#### Records shown:
↓
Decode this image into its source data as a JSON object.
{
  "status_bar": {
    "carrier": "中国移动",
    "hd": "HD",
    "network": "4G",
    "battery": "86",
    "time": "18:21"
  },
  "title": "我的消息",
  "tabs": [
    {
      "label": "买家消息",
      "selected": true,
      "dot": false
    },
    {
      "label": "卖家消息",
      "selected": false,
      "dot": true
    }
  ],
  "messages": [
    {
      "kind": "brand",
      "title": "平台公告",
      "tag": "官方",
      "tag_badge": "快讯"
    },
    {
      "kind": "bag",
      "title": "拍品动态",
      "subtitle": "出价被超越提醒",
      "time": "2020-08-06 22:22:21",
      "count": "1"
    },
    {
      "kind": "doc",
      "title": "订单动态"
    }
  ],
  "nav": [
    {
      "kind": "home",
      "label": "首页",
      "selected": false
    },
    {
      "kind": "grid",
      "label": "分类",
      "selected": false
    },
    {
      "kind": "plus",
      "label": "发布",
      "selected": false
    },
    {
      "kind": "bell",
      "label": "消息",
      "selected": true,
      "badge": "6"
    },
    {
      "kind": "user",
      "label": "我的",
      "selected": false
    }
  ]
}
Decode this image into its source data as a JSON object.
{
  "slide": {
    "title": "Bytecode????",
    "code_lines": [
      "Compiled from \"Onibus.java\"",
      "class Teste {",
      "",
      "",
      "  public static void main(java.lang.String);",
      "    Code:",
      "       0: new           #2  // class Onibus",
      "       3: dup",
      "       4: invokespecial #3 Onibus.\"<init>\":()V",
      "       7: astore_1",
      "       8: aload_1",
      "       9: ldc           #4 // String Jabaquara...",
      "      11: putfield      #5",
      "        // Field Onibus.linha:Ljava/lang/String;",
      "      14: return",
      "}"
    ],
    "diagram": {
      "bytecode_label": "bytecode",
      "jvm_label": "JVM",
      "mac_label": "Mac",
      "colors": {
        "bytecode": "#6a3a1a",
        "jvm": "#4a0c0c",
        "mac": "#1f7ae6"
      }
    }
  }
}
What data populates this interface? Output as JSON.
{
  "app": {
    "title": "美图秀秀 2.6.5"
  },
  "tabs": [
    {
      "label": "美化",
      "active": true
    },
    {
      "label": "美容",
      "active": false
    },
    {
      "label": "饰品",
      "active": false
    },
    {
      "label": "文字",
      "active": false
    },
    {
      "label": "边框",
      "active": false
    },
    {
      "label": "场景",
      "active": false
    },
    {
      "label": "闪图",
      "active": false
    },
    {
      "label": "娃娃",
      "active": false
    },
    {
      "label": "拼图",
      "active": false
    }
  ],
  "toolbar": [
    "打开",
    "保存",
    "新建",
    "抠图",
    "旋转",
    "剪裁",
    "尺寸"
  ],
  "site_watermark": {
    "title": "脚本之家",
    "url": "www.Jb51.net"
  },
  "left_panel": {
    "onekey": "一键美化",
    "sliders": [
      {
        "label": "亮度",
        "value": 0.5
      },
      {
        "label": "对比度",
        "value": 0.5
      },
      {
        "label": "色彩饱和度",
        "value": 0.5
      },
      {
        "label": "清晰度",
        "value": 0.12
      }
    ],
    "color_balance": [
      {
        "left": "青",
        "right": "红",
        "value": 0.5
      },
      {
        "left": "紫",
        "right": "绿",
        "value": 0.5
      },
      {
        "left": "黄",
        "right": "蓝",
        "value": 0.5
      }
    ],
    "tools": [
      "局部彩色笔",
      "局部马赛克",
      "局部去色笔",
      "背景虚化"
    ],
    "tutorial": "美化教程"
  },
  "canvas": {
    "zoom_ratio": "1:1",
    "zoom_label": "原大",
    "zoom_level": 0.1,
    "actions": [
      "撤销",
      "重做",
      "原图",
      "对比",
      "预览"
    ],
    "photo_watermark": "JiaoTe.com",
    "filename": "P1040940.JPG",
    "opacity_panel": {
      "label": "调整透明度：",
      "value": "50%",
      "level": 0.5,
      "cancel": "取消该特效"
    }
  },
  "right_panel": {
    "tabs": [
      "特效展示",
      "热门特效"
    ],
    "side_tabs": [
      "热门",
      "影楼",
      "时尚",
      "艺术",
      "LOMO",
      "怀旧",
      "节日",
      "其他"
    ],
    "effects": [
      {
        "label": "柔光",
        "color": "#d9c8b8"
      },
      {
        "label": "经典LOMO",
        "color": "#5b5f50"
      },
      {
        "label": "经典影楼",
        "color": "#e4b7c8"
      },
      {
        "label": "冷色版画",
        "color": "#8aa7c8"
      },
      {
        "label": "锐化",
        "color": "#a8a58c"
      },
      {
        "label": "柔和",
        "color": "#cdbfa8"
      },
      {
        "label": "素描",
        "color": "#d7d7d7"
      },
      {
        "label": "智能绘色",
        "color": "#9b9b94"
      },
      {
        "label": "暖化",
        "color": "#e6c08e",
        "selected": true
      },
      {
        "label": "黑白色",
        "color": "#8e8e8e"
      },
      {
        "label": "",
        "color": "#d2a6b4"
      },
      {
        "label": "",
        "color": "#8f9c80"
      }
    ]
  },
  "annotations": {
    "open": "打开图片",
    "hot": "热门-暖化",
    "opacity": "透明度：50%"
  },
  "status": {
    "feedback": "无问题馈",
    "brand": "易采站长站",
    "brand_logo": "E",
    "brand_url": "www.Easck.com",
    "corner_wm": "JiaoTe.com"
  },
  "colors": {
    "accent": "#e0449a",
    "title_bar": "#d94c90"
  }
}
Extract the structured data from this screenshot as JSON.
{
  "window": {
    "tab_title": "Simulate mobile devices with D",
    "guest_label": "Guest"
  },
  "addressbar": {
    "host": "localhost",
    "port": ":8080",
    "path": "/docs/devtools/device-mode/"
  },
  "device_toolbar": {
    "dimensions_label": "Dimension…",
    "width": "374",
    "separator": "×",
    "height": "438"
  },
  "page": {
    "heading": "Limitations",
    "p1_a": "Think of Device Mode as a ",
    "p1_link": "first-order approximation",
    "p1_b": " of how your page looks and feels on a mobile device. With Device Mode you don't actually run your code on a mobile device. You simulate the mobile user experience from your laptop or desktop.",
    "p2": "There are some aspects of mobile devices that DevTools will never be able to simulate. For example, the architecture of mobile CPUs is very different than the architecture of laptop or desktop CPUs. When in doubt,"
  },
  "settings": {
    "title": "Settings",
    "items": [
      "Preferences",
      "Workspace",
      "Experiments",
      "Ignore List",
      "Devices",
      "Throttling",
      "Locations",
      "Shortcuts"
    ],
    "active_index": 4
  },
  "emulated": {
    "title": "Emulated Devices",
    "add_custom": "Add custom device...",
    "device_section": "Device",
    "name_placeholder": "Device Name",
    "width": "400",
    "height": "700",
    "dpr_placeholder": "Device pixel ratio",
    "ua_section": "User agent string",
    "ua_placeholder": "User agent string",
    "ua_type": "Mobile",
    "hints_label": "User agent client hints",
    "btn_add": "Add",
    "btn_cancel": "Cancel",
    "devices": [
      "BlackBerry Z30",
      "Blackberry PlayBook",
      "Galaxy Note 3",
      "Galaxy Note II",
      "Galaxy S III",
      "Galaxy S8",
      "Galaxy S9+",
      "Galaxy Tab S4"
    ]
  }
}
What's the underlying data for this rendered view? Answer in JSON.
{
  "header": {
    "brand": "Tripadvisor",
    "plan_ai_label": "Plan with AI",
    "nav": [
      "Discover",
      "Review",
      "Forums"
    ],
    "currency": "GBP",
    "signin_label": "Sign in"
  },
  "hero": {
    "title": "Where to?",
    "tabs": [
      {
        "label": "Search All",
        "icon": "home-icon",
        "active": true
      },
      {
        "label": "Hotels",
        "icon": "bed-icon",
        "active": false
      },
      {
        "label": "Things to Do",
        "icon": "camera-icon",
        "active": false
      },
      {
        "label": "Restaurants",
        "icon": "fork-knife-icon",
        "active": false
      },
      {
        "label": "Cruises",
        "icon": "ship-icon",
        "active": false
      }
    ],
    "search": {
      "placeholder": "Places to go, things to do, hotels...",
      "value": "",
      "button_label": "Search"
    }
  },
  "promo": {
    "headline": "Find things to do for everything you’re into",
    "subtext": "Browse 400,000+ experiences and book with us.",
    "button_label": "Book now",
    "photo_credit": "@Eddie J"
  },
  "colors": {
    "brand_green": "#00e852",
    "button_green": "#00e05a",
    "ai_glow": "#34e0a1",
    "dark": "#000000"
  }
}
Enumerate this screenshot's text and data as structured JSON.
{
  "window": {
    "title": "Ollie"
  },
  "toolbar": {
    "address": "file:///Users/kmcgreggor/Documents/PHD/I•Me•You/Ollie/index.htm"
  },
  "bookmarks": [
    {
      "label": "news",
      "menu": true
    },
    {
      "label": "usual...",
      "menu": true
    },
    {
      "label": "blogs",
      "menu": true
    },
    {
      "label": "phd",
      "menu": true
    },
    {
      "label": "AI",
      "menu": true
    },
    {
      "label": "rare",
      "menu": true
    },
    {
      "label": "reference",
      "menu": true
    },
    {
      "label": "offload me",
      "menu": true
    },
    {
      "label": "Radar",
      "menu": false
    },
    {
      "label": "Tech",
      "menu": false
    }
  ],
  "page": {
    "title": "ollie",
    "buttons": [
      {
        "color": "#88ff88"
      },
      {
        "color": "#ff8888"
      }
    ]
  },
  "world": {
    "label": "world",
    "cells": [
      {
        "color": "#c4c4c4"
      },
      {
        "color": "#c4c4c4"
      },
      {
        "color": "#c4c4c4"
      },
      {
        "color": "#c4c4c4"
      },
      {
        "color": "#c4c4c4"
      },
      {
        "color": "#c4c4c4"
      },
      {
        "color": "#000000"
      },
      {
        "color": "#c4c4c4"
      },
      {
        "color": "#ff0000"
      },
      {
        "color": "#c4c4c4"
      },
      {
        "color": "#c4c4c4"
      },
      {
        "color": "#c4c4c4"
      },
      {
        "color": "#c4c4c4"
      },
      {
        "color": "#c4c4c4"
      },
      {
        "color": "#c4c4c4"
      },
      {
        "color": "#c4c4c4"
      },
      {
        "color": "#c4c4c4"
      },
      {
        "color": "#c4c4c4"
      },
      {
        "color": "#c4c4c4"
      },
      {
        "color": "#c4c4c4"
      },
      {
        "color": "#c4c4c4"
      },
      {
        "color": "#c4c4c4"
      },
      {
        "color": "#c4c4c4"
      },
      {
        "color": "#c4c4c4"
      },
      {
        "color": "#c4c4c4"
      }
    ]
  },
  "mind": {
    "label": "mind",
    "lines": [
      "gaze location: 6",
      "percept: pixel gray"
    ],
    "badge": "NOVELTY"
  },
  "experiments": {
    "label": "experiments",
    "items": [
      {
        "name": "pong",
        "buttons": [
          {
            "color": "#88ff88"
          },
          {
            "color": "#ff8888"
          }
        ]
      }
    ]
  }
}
↑
#### Task to carry out:
From the data above, copy each line that has the string "screenshot".

#### Answer to this problem:
Extract the structured data from this screenshot as JSON.
Enumerate this screenshot's text and data as structured JSON.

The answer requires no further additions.